+++ Article +++
The present disclosure employs the following means in order to achieve the main object described above.

A first image processing verification system of the present disclosure is an image processing verification system for verifying image processing performed on a captured image of a component captured by an image capturing device based on processing information set in advance, the image processing verification system including:

• • an editing section configured to edit the processing information; and
  • a display section configured to sort and display a set of image processing results of the image processing separately performed on the captured image before and after the editing of the processing information.

In the first image processing verification system of the present disclosure, a set of image processing results of the image processing separately performed on the captured image before and after the editing of the processing information is sorted and displayed. Accordingly, the user can easily check whether the image processing is adjusted by the editing of the processing information as intended, by comparing the image processing results before and after the editing of the processing information. As a result, it is possible to reduce a burden on the user in a check operation for obtaining an intended image processing result.

A second image processing verification system of the present disclosure is an image processing verification system for verifying image processing performed on a captured image of a component captured by an image capturing device based on processing information set in advance, the image processing verification system including:

• • an editing section configured to edit the processing information; and
  • a display section configured to display a difference between image processing results of the image processing separately performed on the captured image before and after the editing of the processing information.
+++ Given material +++
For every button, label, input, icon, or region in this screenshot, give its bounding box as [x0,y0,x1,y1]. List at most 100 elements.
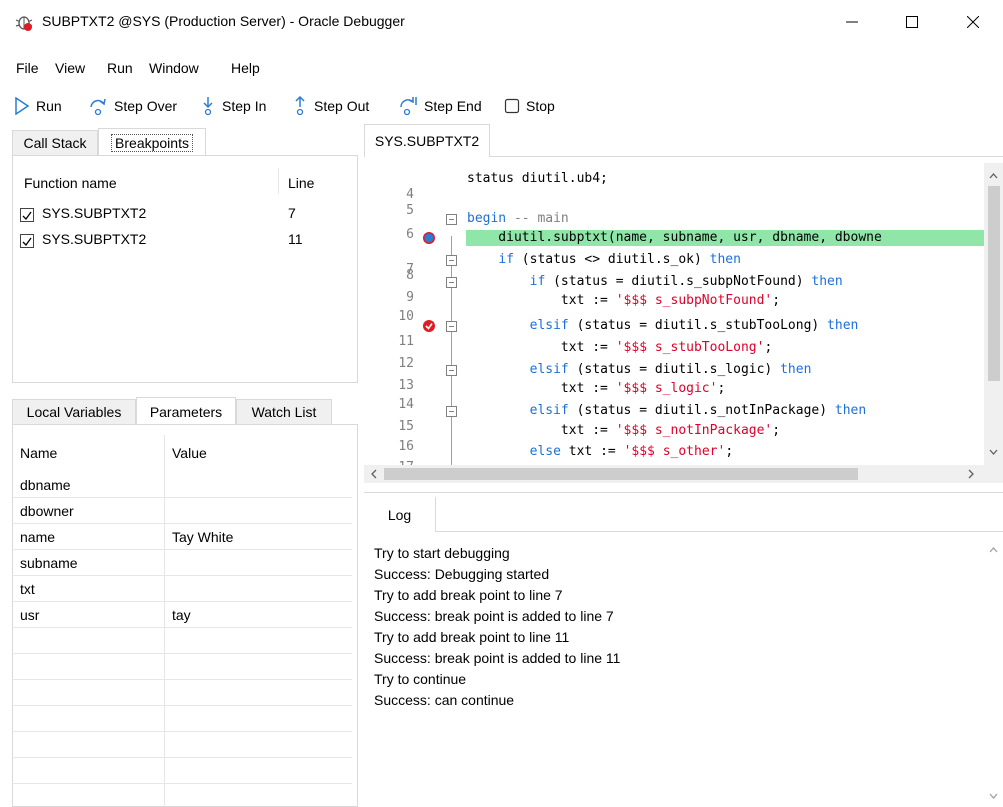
+++
### The task
From the image processing verification passage, extract everything from "In the first" down to "image processing result.". The material plays no part in this work.

### Result
In the first image processing verification system of the present disclosure, a set of image processing results of the image processing separately performed on the captured image before and after the editing of the processing information is sorted and displayed. Accordingly, the user can easily check whether the image processing is adjusted by the editing of the processing information as intended, by comparing the image processing results before and after the editing of the processing information. As a result, it is possible to reduce a burden on the user in a check operation for obtaining an intended image processing result.